> [WORK INSTRUCTIONS]
Print the full listing exactly.
::::::::::
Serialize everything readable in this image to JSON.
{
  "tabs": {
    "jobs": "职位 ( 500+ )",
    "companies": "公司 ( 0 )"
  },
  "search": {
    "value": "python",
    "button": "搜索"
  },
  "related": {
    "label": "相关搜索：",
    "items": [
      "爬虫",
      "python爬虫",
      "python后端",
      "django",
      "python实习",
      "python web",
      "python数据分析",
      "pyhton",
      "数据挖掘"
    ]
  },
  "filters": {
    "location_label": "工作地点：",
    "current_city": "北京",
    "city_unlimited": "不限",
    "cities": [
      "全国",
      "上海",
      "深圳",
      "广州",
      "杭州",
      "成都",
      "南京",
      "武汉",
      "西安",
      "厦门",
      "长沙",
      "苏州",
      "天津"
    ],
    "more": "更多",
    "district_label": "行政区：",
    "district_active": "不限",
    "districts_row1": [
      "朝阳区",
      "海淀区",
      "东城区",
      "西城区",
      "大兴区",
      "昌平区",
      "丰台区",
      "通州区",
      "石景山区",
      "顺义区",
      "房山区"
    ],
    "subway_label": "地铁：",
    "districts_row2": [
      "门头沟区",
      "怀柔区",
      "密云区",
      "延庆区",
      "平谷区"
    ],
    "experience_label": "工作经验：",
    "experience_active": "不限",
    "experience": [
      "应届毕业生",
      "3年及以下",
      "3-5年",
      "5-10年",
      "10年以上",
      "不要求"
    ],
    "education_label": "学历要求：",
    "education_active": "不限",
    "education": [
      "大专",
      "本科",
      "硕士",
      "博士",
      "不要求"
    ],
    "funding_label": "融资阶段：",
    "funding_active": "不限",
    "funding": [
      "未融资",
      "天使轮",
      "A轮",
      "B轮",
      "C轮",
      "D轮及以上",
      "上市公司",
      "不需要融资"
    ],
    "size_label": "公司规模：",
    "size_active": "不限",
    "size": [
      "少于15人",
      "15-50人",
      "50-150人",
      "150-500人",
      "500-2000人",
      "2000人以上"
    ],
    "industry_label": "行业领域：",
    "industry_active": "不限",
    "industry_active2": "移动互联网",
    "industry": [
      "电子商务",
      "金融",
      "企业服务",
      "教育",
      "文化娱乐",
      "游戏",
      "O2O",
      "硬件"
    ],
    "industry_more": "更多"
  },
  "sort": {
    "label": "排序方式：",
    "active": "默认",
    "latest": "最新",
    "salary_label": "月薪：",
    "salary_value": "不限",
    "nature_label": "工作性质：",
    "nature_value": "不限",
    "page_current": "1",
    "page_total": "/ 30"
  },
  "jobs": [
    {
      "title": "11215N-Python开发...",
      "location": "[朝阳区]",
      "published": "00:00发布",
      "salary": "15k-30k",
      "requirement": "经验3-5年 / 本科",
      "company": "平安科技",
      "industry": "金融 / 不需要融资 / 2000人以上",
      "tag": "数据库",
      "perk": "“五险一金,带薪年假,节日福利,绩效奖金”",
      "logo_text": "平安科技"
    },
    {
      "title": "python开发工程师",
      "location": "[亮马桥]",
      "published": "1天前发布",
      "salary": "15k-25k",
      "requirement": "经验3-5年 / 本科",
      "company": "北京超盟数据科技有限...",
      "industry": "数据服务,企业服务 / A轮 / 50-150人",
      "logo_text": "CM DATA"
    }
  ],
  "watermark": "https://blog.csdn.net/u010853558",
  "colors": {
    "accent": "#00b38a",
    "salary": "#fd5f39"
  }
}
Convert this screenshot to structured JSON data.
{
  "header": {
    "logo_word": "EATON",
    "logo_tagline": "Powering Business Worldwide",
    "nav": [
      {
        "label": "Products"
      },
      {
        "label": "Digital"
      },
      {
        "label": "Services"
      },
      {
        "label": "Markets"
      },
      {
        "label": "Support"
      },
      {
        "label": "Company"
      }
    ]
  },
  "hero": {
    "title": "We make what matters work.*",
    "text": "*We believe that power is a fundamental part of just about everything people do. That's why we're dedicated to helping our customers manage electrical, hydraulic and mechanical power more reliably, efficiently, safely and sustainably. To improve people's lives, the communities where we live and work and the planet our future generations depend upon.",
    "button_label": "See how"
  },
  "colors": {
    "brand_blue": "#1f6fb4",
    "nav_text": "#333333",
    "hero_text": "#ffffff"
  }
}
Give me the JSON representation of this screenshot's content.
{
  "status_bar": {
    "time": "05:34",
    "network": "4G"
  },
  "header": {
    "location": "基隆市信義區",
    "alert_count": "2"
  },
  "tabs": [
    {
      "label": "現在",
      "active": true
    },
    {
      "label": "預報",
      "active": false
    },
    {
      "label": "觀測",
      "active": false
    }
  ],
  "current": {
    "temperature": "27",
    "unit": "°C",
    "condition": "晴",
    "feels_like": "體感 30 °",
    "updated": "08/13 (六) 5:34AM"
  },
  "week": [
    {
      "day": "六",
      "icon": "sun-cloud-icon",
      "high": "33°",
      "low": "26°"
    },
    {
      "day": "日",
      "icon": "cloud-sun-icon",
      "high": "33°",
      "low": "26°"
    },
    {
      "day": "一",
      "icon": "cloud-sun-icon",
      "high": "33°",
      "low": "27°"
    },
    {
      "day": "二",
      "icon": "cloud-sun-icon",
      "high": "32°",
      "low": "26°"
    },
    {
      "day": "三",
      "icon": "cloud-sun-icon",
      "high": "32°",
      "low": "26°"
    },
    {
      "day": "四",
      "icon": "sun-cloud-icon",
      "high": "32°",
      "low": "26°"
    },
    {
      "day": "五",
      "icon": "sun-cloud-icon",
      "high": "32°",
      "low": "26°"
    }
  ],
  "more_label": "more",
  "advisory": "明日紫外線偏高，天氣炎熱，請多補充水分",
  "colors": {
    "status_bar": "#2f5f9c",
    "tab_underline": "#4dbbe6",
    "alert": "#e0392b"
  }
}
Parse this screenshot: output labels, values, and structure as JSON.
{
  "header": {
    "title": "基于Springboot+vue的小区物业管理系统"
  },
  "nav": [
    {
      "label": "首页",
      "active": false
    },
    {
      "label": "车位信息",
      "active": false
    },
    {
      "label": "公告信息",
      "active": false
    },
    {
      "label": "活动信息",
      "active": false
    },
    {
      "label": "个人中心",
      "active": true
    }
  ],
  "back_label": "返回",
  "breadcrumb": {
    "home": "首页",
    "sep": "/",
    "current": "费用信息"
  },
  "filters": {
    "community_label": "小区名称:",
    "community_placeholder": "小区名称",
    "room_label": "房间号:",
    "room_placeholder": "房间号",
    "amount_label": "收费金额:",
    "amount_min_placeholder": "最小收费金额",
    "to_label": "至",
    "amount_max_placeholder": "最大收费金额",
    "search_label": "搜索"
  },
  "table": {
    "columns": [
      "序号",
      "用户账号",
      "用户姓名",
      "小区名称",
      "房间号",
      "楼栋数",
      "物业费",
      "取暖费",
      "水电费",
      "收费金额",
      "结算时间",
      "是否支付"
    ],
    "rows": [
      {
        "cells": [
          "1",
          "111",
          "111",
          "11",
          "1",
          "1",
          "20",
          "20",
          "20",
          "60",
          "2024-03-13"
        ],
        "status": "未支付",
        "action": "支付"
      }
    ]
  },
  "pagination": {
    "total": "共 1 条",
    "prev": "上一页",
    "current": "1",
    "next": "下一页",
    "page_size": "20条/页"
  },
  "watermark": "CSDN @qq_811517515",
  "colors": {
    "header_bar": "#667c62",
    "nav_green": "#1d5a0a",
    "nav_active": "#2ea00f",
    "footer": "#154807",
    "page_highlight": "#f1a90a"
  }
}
::::::::::
> [RESPONSE BELOW]
Serialize everything readable in this image to JSON.
{
  "tabs": {
    "jobs": "职位 ( 500+ )",
    "companies": "公司 ( 0 )"
  },
  "search": {
    "value": "python",
    "button": "搜索"
  },
  "related": {
    "label": "相关搜索：",
    "items": [
      "爬虫",
      "python爬虫",
      "python后端",
      "django",
      "python实习",
      "python web",
      "python数据分析",
      "pyhton",
      "数据挖掘"
    ]
  },
  "filters": {
    "location_label": "工作地点：",
    "current_city": "北京",
    "city_unlimited": "不限",
    "cities": [
      "全国",
      "上海",
      "深圳",
      "广州",
      "杭州",
      "成都",
      "南京",
      "武汉",
      "西安",
      "厦门",
      "长沙",
      "苏州",
      "天津"
    ],
    "more": "更多",
    "district_label": "行政区：",
    "district_active": "不限",
    "districts_row1": [
      "朝阳区",
      "海淀区",
      "东城区",
      "西城区",
      "大兴区",
      "昌平区",
      "丰台区",
      "通州区",
      "石景山区",
      "顺义区",
      "房山区"
    ],
    "subway_label": "地铁：",
    "districts_row2": [
      "门头沟区",
      "怀柔区",
      "密云区",
      "延庆区",
      "平谷区"
    ],
    "experience_label": "工作经验：",
    "experience_active": "不限",
    "experience": [
      "应届毕业生",
      "3年及以下",
      "3-5年",
      "5-10年",
      "10年以上",
      "不要求"
    ],
    "education_label": "学历要求：",
    "education_active": "不限",
    "education": [
      "大专",
      "本科",
      "硕士",
      "博士",
      "不要求"
    ],
    "funding_label": "融资阶段：",
    "funding_active": "不限",
    "funding": [
      "未融资",
      "天使轮",
      "A轮",
      "B轮",
      "C轮",
      "D轮及以上",
      "上市公司",
      "不需要融资"
    ],
    "size_label": "公司规模：",
    "size_active": "不限",
    "size": [
      "少于15人",
      "15-50人",
      "50-150人",
      "150-500人",
      "500-2000人",
      "2000人以上"
    ],
    "industry_label": "行业领域：",
    "industry_active": "不限",
    "industry_active2": "移动互联网",
    "industry": [
      "电子商务",
      "金融",
      "企业服务",
      "教育",
      "文化娱乐",
      "游戏",
      "O2O",
      "硬件"
    ],
    "industry_more": "更多"
  },
  "sort": {
    "label": "排序方式：",
    "active": "默认",
    "latest": "最新",
    "salary_label": "月薪：",
    "salary_value": "不限",
    "nature_label": "工作性质：",
    "nature_value": "不限",
    "page_current": "1",
    "page_total": "/ 30"
  },
  "jobs": [
    {
      "title": "11215N-Python开发...",
      "location": "[朝阳区]",
      "published": "00:00发布",
      "salary": "15k-30k",
      "requirement": "经验3-5年 / 本科",
      "company": "平安科技",
      "industry": "金融 / 不需要融资 / 2000人以上",
      "tag": "数据库",
      "perk": "“五险一金,带薪年假,节日福利,绩效奖金”",
      "logo_text": "平安科技"
    },
    {
      "title": "python开发工程师",
      "location": "[亮马桥]",
      "published": "1天前发布",
      "salary": "15k-25k",
      "requirement": "经验3-5年 / 本科",
      "company": "北京超盟数据科技有限...",
      "industry": "数据服务,企业服务 / A轮 / 50-150人",
      "logo_text": "CM DATA"
    }
  ],
  "watermark": "https://blog.csdn.net/u010853558",
  "colors": {
    "accent": "#00b38a",
    "salary": "#fd5f39"
  }
}
Convert this screenshot to structured JSON data.
{
  "header": {
    "logo_word": "EATON",
    "logo_tagline": "Powering Business Worldwide",
    "nav": [
      {
        "label": "Products"
      },
      {
        "label": "Digital"
      },
      {
        "label": "Services"
      },
      {
        "label": "Markets"
      },
      {
        "label": "Support"
      },
      {
        "label": "Company"
      }
    ]
  },
  "hero": {
    "title": "We make what matters work.*",
    "text": "*We believe that power is a fundamental part of just about everything people do. That's why we're dedicated to helping our customers manage electrical, hydraulic and mechanical power more reliably, efficiently, safely and sustainably. To improve people's lives, the communities where we live and work and the planet our future generations depend upon.",
    "button_label": "See how"
  },
  "colors": {
    "brand_blue": "#1f6fb4",
    "nav_text": "#333333",
    "hero_text": "#ffffff"
  }
}
Give me the JSON representation of this screenshot's content.
{
  "status_bar": {
    "time": "05:34",
    "network": "4G"
  },
  "header": {
    "location": "基隆市信義區",
    "alert_count": "2"
  },
  "tabs": [
    {
      "label": "現在",
      "active": true
    },
    {
      "label": "預報",
      "active": false
    },
    {
      "label": "觀測",
      "active": false
    }
  ],
  "current": {
    "temperature": "27",
    "unit": "°C",
    "condition": "晴",
    "feels_like": "體感 30 °",
    "updated": "08/13 (六) 5:34AM"
  },
  "week": [
    {
      "day": "六",
      "icon": "sun-cloud-icon",
      "high": "33°",
      "low": "26°"
    },
    {
      "day": "日",
      "icon": "cloud-sun-icon",
      "high": "33°",
      "low": "26°"
    },
    {
      "day": "一",
      "icon": "cloud-sun-icon",
      "high": "33°",
      "low": "27°"
    },
    {
      "day": "二",
      "icon": "cloud-sun-icon",
      "high": "32°",
      "low": "26°"
    },
    {
      "day": "三",
      "icon": "cloud-sun-icon",
      "high": "32°",
      "low": "26°"
    },
    {
      "day": "四",
      "icon": "sun-cloud-icon",
      "high": "32°",
      "low": "26°"
    },
    {
      "day": "五",
      "icon": "sun-cloud-icon",
      "high": "32°",
      "low": "26°"
    }
  ],
  "more_label": "more",
  "advisory": "明日紫外線偏高，天氣炎熱，請多補充水分",
  "colors": {
    "status_bar": "#2f5f9c",
    "tab_underline": "#4dbbe6",
    "alert": "#e0392b"
  }
}
Parse this screenshot: output labels, values, and structure as JSON.
{
  "header": {
    "title": "基于Springboot+vue的小区物业管理系统"
  },
  "nav": [
    {
      "label": "首页",
      "active": false
    },
    {
      "label": "车位信息",
      "active": false
    },
    {
      "label": "公告信息",
      "active": false
    },
    {
      "label": "活动信息",
      "active": false
    },
    {
      "label": "个人中心",
      "active": true
    }
  ],
  "back_label": "返回",
  "breadcrumb": {
    "home": "首页",
    "sep": "/",
    "current": "费用信息"
  },
  "filters": {
    "community_label": "小区名称:",
    "community_placeholder": "小区名称",
    "room_label": "房间号:",
    "room_placeholder": "房间号",
    "amount_label": "收费金额:",
    "amount_min_placeholder": "最小收费金额",
    "to_label": "至",
    "amount_max_placeholder": "最大收费金额",
    "search_label": "搜索"
  },
  "table": {
    "columns": [
      "序号",
      "用户账号",
      "用户姓名",
      "小区名称",
      "房间号",
      "楼栋数",
      "物业费",
      "取暖费",
      "水电费",
      "收费金额",
      "结算时间",
      "是否支付"
    ],
    "rows": [
      {
        "cells": [
          "1",
          "111",
          "111",
          "11",
          "1",
          "1",
          "20",
          "20",
          "20",
          "60",
          "2024-03-13"
        ],
        "status": "未支付",
        "action": "支付"
      }
    ]
  },
  "pagination": {
    "total": "共 1 条",
    "prev": "上一页",
    "current": "1",
    "next": "下一页",
    "page_size": "20条/页"
  },
  "watermark": "CSDN @qq_811517515",
  "colors": {
    "header_bar": "#667c62",
    "nav_green": "#1d5a0a",
    "nav_active": "#2ea00f",
    "footer": "#154807",
    "page_highlight": "#f1a90a"
  }
}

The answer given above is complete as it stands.